begin Material to process
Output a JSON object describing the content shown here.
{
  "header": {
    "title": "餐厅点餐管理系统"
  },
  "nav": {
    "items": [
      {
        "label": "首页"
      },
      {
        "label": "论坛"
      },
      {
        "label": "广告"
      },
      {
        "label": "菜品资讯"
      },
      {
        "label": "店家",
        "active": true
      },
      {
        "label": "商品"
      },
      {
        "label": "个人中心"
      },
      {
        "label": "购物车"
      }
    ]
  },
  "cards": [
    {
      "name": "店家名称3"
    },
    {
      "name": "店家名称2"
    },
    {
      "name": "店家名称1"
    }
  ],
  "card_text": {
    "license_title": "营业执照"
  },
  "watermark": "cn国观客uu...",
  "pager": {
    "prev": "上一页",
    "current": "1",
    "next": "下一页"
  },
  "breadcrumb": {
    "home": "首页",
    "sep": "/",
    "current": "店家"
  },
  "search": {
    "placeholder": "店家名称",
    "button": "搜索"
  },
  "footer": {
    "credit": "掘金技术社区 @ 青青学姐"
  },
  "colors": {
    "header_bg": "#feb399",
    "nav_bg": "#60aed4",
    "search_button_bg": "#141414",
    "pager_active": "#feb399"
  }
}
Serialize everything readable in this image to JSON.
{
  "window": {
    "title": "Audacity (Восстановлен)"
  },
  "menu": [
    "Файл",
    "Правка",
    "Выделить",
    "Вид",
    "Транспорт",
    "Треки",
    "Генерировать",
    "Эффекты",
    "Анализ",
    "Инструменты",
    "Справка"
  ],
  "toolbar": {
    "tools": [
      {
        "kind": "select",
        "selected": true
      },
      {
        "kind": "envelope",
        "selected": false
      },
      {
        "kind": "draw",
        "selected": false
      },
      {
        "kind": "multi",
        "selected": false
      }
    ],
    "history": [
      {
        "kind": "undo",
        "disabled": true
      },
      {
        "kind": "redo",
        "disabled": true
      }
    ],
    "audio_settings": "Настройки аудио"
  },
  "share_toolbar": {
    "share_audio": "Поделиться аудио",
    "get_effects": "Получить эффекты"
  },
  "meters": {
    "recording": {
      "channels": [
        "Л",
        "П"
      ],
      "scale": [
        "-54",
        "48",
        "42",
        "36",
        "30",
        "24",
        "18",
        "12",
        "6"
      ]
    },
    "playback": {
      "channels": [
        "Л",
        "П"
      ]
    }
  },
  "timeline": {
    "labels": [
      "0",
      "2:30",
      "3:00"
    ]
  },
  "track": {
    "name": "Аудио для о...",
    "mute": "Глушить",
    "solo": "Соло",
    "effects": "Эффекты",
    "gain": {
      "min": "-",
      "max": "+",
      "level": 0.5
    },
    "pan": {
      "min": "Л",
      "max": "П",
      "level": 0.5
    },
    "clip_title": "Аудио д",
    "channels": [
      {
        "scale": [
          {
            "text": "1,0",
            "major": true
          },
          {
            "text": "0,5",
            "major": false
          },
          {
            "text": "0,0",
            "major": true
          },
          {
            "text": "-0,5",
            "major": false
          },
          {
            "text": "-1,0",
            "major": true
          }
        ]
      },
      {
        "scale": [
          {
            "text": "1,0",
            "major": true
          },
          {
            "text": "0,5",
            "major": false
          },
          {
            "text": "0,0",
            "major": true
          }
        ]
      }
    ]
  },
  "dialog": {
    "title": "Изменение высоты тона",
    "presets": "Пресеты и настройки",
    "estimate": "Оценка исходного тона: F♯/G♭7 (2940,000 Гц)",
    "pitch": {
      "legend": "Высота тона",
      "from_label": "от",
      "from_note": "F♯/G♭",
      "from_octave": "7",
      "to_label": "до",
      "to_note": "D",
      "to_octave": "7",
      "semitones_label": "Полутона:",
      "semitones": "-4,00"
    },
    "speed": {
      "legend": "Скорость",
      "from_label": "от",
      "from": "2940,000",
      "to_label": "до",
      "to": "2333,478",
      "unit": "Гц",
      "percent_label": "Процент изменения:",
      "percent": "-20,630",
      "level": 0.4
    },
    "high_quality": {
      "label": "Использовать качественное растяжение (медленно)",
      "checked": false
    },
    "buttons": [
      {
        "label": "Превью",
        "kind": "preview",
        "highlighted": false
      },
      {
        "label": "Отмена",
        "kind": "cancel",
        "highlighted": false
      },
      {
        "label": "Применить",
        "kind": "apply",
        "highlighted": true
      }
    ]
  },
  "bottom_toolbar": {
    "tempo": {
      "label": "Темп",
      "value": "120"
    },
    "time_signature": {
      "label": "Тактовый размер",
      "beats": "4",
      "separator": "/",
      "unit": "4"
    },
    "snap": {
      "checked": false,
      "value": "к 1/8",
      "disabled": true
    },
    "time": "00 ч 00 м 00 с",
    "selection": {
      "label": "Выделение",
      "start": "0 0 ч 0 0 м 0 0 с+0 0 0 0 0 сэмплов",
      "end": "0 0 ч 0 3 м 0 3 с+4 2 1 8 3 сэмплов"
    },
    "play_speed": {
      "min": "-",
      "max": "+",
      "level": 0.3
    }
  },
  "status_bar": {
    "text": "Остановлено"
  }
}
end Material to process
Search the records above for the string "kind". Copy every line that contains it.

        "kind": "select",
        "kind": "envelope",
        "kind": "draw",
        "kind": "multi",
        "kind": "undo",
        "kind": "redo",
        "kind": "preview",
        "kind": "cancel",
        "kind": "apply",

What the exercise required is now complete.